Given problem:
List each line holding the string "this".

Stored data:
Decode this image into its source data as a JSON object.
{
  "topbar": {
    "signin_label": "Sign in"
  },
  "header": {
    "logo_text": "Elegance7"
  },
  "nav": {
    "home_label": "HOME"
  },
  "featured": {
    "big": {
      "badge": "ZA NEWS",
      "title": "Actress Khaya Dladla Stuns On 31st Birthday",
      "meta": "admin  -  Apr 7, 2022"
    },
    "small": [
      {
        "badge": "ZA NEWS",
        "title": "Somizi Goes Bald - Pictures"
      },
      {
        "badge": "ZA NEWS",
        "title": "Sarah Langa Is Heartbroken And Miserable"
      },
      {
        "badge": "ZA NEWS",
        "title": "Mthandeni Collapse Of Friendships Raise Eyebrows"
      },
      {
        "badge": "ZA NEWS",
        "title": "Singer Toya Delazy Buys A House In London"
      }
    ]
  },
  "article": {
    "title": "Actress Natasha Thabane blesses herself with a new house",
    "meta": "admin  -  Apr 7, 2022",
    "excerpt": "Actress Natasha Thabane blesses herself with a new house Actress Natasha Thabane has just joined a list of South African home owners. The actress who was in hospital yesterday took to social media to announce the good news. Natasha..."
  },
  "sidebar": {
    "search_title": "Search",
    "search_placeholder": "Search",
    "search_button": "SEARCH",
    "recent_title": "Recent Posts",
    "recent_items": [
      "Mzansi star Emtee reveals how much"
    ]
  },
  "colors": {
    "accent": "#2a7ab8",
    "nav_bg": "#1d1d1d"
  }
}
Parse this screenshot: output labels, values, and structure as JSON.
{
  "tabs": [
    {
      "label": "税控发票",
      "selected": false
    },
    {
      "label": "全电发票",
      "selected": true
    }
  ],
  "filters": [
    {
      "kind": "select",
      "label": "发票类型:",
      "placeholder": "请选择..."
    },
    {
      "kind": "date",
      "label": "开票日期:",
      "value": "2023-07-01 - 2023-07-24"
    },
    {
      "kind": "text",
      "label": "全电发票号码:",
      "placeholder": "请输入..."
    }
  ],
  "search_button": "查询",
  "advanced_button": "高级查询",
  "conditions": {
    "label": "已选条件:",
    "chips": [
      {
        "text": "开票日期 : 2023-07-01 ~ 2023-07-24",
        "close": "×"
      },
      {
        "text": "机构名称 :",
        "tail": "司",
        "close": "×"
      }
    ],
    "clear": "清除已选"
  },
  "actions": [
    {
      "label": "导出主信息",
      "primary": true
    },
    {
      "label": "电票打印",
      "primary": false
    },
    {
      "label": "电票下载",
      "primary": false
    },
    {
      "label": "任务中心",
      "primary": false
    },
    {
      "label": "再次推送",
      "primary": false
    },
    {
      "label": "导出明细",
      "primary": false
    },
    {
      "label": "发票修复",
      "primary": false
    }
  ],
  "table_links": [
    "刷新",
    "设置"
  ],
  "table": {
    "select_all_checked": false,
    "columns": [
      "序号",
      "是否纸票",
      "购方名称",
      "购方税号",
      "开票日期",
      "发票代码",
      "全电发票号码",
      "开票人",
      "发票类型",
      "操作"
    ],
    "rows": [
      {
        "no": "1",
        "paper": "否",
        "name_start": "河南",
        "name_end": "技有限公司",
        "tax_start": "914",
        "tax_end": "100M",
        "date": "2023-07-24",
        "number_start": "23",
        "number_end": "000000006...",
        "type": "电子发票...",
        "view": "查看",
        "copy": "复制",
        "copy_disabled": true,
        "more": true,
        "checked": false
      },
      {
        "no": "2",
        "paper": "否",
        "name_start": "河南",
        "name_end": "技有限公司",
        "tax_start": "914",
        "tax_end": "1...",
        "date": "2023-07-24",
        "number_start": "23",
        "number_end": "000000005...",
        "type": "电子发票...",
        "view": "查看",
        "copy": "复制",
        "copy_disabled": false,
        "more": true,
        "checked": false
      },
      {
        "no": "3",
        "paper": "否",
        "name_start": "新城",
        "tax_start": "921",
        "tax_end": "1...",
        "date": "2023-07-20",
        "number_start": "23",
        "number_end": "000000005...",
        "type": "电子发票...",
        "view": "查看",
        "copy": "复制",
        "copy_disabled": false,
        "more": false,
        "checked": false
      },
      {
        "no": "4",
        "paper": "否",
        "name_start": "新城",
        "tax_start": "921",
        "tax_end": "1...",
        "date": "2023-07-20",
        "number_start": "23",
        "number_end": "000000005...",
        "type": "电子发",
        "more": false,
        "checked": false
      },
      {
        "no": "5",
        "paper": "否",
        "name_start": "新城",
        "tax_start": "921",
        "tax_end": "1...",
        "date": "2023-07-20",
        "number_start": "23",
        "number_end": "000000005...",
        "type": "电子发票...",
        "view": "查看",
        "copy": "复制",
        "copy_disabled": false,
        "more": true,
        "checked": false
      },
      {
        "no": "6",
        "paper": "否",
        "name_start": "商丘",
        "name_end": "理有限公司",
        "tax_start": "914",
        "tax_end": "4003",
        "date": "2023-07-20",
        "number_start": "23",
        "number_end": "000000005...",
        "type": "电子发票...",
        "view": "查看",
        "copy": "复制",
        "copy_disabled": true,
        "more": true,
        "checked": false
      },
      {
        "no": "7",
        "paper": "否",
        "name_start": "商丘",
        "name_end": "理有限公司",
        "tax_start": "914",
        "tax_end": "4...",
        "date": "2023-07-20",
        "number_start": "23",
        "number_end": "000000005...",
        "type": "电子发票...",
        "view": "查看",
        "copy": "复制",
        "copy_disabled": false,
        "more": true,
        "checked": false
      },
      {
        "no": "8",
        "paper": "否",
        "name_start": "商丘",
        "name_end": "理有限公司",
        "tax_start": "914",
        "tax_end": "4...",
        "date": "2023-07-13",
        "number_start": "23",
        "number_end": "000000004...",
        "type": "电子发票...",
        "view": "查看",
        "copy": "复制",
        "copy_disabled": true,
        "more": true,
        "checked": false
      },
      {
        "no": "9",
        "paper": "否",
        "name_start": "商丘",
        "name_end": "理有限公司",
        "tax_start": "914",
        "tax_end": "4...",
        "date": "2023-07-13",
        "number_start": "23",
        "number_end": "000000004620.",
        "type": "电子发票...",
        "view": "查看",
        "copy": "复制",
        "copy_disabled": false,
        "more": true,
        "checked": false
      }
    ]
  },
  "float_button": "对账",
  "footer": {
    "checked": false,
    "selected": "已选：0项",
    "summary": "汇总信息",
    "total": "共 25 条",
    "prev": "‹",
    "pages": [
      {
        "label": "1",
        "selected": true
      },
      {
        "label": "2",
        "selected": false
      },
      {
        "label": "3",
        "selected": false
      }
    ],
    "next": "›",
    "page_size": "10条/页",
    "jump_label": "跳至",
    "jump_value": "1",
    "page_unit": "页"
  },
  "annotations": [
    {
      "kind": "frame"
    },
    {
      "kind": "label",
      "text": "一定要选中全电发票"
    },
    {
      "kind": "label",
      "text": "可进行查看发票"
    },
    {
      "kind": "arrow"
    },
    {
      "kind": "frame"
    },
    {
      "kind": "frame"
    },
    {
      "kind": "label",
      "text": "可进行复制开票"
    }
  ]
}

The result:
Decode this image into its source data as a JSON object.
Parse this screenshot: output labels, values, and structure as JSON.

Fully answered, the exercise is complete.